[Lines of data]
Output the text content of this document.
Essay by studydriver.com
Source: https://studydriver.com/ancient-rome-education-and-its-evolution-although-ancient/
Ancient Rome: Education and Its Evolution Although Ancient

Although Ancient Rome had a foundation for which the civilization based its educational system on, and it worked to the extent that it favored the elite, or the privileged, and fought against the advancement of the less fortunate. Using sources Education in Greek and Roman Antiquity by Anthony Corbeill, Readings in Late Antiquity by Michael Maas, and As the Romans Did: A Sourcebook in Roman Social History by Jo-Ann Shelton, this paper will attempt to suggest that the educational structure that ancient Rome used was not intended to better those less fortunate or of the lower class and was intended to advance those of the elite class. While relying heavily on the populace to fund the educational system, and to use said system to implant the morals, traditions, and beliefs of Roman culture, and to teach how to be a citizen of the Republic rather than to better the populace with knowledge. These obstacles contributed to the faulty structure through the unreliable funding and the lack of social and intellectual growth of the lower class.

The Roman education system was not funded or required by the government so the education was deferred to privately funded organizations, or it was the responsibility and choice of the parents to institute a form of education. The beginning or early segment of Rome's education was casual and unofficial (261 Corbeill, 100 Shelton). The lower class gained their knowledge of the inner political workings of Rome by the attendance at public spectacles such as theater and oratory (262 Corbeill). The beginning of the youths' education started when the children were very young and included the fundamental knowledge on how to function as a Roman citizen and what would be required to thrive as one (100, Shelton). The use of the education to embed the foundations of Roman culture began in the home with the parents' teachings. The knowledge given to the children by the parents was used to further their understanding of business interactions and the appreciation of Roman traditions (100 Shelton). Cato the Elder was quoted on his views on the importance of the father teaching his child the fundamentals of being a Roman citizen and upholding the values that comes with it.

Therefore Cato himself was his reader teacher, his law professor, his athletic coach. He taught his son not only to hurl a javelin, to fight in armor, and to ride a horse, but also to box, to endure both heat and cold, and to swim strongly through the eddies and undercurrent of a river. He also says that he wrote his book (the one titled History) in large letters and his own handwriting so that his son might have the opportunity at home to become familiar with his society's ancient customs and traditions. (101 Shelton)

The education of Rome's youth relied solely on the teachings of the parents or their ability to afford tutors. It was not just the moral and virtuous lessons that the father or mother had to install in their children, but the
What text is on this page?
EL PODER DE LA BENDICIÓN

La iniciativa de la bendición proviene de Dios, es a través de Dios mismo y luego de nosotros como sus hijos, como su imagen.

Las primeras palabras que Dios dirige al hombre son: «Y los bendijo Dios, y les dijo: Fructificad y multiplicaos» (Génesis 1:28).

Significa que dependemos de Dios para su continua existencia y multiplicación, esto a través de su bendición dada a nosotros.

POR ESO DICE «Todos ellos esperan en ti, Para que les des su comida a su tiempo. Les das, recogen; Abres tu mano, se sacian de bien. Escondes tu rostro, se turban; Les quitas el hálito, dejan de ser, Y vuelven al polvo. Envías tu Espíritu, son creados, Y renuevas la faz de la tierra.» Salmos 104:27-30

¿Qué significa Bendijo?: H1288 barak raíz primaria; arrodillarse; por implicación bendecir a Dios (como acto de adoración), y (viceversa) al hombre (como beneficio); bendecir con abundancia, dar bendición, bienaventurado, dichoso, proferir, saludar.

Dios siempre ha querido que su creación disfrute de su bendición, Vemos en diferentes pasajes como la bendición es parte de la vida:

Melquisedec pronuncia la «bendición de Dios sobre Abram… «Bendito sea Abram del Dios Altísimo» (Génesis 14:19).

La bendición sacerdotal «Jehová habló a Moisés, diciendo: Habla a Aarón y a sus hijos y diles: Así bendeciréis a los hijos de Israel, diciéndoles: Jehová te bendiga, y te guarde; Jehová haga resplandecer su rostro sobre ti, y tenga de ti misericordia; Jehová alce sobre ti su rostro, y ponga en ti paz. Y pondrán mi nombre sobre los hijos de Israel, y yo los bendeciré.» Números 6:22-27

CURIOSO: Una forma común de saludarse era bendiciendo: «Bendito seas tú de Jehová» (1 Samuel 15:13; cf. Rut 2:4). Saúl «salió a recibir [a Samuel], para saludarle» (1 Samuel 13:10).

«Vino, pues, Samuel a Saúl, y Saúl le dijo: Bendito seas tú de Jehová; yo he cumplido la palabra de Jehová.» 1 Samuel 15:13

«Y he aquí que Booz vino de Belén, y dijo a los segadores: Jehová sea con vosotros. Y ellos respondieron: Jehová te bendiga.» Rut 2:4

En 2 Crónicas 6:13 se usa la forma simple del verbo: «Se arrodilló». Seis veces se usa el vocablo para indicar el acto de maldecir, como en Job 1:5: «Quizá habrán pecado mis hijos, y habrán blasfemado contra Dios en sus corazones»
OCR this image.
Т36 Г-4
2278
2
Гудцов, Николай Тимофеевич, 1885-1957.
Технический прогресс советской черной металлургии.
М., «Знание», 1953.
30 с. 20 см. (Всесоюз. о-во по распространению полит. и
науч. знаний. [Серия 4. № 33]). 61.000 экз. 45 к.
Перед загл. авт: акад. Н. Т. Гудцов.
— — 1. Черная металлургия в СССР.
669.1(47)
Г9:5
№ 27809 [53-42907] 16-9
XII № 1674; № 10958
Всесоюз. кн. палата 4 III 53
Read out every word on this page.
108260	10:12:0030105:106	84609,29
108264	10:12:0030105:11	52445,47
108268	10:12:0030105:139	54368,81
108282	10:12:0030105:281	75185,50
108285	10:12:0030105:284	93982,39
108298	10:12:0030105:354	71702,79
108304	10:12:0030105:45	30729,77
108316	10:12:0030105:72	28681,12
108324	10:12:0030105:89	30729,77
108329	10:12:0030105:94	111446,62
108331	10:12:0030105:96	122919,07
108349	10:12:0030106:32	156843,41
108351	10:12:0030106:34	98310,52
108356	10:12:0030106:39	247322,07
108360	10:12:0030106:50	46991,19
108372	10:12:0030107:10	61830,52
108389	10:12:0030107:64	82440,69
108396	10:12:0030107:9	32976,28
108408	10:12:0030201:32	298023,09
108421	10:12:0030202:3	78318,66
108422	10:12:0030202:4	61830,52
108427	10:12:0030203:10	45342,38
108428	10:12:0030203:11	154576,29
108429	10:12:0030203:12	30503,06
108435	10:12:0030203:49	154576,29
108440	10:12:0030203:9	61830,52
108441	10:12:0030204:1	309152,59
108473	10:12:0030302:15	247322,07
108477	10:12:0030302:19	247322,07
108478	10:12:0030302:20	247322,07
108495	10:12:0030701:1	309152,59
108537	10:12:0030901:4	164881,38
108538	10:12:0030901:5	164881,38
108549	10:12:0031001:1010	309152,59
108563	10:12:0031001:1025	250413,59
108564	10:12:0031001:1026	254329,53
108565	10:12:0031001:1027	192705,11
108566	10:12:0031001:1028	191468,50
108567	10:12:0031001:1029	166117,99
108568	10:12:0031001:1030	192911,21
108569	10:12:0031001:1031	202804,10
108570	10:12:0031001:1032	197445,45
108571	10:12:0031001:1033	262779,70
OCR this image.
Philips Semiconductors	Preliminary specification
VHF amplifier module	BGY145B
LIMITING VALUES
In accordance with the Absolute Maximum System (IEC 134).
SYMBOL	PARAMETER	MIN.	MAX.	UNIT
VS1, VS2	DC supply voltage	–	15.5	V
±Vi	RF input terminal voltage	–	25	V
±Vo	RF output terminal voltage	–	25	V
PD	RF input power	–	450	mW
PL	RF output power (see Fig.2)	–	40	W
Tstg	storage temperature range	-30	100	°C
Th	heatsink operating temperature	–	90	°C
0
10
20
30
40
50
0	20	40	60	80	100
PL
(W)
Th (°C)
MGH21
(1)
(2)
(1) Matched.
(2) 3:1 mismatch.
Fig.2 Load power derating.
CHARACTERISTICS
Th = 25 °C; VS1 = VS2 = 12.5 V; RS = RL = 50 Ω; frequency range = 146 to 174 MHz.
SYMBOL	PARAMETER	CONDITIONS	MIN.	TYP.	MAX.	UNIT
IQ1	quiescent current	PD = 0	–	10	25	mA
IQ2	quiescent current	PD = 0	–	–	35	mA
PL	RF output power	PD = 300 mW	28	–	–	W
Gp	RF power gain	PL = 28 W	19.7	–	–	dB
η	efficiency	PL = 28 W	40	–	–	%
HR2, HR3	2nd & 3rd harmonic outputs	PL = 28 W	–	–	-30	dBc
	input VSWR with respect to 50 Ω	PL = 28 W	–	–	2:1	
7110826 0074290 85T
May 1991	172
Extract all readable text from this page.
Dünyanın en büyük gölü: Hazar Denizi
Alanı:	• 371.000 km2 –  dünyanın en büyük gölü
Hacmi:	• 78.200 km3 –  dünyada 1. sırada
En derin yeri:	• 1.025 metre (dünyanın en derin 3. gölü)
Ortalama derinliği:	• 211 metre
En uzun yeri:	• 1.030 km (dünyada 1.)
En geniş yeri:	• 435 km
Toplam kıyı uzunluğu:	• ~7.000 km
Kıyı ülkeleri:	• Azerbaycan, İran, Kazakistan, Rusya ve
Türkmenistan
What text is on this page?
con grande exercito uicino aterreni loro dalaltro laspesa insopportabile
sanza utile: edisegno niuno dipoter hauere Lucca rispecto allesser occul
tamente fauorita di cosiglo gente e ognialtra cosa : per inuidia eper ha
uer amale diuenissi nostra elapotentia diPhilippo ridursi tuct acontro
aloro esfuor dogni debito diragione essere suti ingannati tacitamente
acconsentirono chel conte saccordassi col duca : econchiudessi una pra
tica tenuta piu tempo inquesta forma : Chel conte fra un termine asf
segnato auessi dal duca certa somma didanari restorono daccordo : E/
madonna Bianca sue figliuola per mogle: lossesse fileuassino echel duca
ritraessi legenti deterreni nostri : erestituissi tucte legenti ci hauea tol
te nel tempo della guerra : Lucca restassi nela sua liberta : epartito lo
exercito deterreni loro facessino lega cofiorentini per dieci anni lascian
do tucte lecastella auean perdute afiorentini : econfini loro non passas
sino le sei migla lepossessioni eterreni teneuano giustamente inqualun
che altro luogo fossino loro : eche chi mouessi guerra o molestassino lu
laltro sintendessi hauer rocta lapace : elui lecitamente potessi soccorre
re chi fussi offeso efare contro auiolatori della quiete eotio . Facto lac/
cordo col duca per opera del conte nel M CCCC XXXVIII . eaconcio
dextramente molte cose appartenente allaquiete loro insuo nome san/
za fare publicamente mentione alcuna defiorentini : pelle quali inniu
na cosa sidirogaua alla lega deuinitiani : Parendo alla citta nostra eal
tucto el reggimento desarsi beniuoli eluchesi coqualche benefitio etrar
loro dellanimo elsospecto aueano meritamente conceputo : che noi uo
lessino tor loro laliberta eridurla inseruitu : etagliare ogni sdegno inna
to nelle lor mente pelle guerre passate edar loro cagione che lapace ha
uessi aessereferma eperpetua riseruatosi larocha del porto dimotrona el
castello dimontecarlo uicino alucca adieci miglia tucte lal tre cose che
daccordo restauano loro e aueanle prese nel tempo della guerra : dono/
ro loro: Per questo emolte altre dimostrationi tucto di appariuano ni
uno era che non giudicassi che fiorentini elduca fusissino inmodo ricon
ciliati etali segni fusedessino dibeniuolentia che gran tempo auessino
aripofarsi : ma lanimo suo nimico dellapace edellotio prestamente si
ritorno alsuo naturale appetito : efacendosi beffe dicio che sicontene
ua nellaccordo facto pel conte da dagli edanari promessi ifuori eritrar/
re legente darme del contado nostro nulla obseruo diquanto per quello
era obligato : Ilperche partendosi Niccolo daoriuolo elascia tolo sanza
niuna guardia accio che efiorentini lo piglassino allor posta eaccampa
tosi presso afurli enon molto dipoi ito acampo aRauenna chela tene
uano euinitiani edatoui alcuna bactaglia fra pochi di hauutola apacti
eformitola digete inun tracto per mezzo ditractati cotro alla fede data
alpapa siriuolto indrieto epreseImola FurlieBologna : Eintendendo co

→ **Exercise aim**: Copy all lines from the material that include "Saúl".

→ **Output for this task**:
CURIOSO: Una forma común de saludarse era bendiciendo: «Bendito seas tú de Jehová» (1 Samuel 15:13; cf. Rut 2:4). Saúl «salió a recibir [a Samuel], para saludarle» (1 Samuel 13:10).
«Vino, pues, Samuel a Saúl, y Saúl le dijo: Bendito seas tú de Jehová; yo he cumplido la palabra de Jehová.» 1 Samuel 15:13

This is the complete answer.